Exercise goal: Count how many lines hold the word "text" and give that number as the whole answer.

Collection entries
++++++++++++++++++++

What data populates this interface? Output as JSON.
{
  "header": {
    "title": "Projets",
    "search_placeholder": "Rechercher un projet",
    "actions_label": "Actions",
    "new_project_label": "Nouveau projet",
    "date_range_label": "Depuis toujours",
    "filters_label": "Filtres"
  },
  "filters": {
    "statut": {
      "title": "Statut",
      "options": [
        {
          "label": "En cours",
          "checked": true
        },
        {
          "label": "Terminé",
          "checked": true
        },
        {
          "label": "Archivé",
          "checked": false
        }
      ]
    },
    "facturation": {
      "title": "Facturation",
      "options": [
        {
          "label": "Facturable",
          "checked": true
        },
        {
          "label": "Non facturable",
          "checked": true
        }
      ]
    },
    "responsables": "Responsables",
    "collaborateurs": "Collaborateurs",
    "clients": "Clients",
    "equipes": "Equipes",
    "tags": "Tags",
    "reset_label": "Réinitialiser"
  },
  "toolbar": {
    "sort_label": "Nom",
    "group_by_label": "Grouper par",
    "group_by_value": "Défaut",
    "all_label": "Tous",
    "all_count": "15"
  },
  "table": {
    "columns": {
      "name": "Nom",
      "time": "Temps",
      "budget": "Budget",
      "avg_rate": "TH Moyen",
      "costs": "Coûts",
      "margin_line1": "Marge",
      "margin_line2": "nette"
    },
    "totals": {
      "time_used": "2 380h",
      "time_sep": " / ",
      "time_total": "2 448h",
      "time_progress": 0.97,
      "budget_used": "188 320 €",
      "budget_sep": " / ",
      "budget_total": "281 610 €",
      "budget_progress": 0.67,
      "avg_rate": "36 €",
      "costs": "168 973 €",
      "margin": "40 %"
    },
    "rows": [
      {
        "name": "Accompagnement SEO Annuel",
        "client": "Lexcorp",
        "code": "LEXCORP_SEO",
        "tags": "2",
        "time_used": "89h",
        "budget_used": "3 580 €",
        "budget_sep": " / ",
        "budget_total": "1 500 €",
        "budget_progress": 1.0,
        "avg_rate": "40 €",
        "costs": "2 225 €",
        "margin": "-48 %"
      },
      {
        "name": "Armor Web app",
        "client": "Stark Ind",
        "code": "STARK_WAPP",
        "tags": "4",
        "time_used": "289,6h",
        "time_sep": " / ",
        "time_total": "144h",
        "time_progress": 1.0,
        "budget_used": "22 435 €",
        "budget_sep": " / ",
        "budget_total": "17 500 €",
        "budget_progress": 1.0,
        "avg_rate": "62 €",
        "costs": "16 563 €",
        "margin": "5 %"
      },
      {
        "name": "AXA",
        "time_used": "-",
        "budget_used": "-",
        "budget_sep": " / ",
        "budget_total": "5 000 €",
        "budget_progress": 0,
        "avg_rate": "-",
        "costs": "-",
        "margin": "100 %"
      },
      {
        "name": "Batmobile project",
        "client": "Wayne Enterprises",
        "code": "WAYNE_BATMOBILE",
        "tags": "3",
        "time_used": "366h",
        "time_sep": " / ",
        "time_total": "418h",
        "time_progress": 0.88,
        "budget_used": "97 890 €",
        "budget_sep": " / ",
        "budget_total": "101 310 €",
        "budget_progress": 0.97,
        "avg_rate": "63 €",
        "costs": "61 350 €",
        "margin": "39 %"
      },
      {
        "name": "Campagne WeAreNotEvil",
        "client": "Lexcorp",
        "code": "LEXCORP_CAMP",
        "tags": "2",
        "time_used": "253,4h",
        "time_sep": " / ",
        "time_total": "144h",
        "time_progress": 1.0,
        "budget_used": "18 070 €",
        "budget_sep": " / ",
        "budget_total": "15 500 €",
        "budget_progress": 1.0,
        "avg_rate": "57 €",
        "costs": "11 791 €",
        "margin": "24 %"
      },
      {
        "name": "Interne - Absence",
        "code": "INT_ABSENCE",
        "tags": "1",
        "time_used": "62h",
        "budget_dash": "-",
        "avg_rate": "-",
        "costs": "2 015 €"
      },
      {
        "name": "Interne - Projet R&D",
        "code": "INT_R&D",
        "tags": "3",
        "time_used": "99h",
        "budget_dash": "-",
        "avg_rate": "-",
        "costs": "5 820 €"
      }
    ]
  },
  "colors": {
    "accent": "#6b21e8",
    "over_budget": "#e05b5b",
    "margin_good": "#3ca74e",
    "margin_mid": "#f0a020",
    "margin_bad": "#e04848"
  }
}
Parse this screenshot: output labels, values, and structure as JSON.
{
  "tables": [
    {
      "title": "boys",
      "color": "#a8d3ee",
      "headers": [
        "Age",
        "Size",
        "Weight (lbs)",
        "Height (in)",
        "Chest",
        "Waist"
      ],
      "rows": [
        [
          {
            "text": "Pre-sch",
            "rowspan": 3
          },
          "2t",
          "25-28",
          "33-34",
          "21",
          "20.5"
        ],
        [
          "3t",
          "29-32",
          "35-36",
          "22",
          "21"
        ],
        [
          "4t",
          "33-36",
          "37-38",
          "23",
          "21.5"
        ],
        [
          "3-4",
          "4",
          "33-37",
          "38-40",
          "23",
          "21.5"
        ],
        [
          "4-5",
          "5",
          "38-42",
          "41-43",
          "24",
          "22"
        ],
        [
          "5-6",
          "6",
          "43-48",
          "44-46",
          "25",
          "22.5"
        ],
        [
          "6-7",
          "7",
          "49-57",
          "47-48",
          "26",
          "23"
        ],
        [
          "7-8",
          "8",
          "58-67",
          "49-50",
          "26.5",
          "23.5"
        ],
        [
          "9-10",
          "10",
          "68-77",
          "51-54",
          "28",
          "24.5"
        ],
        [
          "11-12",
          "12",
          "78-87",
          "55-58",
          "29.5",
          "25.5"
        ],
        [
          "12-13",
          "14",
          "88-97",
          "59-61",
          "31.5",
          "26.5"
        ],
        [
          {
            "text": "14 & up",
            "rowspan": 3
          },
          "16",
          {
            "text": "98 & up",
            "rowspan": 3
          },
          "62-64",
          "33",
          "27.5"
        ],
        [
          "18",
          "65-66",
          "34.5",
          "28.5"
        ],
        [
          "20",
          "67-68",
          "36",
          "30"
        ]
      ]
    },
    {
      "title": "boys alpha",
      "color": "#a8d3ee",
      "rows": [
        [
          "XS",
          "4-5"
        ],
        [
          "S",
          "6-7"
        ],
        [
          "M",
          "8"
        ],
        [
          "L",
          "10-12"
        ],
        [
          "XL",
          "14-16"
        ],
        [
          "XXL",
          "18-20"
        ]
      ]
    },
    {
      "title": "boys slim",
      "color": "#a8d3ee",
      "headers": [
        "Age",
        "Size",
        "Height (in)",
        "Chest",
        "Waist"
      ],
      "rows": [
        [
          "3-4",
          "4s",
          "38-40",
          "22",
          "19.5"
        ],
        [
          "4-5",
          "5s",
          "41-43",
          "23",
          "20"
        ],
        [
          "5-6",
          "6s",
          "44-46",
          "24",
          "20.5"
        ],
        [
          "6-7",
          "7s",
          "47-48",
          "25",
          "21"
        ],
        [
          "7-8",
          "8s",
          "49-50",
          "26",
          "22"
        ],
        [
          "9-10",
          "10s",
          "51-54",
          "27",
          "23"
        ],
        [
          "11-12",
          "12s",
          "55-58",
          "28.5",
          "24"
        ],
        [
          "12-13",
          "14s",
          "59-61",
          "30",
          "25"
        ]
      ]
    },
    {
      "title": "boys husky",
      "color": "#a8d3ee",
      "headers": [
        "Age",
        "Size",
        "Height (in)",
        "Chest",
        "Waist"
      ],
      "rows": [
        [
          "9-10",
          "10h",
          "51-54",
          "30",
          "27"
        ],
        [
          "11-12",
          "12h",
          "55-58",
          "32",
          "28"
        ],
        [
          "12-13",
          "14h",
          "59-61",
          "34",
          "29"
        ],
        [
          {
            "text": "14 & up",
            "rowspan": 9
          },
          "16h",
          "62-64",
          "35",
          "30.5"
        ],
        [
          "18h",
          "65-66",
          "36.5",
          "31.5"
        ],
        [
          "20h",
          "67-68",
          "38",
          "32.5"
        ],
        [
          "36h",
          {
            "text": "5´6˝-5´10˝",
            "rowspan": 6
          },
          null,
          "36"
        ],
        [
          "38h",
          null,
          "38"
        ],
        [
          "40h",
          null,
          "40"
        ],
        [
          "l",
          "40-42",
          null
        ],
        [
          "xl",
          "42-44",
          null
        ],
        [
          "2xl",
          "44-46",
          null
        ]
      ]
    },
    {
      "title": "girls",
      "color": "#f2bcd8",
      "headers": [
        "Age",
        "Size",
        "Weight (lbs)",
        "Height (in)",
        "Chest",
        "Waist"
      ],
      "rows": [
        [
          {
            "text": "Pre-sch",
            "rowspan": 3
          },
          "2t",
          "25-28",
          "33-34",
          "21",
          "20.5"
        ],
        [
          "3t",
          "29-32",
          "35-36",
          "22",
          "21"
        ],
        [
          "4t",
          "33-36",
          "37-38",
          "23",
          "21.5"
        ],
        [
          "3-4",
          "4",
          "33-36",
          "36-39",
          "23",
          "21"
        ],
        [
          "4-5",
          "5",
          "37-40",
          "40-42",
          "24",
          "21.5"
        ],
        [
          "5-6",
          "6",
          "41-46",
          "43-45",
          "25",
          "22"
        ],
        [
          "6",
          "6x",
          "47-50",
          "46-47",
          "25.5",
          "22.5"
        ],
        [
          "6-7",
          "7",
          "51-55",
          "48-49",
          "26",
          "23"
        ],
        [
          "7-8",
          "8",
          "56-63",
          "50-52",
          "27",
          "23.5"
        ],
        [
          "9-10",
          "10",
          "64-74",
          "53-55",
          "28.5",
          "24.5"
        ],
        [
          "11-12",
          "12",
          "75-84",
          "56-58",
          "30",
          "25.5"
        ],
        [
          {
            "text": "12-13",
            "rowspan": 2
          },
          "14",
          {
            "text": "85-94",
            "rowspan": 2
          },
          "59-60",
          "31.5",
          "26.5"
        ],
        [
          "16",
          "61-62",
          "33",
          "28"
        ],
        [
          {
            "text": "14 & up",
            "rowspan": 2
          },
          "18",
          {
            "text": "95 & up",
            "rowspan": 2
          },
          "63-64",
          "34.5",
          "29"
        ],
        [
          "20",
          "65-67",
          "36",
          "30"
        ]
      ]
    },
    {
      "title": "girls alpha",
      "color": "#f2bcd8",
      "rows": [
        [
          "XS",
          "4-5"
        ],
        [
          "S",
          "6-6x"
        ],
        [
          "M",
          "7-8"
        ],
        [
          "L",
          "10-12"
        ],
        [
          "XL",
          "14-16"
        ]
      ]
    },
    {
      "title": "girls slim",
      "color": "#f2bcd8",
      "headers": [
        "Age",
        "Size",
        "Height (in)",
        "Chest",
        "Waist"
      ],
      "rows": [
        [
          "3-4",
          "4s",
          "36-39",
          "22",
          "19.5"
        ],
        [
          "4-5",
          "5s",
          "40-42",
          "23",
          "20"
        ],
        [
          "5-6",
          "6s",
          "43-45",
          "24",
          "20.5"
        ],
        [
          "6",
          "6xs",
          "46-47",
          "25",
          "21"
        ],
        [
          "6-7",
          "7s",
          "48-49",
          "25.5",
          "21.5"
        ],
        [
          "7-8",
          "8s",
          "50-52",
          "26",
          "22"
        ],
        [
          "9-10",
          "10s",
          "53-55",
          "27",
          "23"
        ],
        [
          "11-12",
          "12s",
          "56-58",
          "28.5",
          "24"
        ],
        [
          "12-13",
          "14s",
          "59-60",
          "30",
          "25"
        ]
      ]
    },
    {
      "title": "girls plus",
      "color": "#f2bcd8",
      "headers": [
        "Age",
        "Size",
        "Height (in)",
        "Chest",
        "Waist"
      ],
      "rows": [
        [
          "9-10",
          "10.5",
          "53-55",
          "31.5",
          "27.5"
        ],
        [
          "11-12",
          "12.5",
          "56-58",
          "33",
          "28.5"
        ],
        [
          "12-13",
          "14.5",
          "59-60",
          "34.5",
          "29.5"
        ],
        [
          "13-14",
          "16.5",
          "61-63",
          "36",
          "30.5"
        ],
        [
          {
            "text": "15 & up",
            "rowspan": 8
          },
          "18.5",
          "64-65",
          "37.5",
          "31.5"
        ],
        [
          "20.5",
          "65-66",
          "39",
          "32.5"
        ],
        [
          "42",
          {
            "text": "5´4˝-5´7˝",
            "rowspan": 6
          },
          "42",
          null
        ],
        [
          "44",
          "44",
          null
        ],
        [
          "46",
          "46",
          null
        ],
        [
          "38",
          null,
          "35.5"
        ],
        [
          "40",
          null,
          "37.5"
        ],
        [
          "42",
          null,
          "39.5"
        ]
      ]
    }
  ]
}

++++++++++++++++++++

Answer to the exercise: 12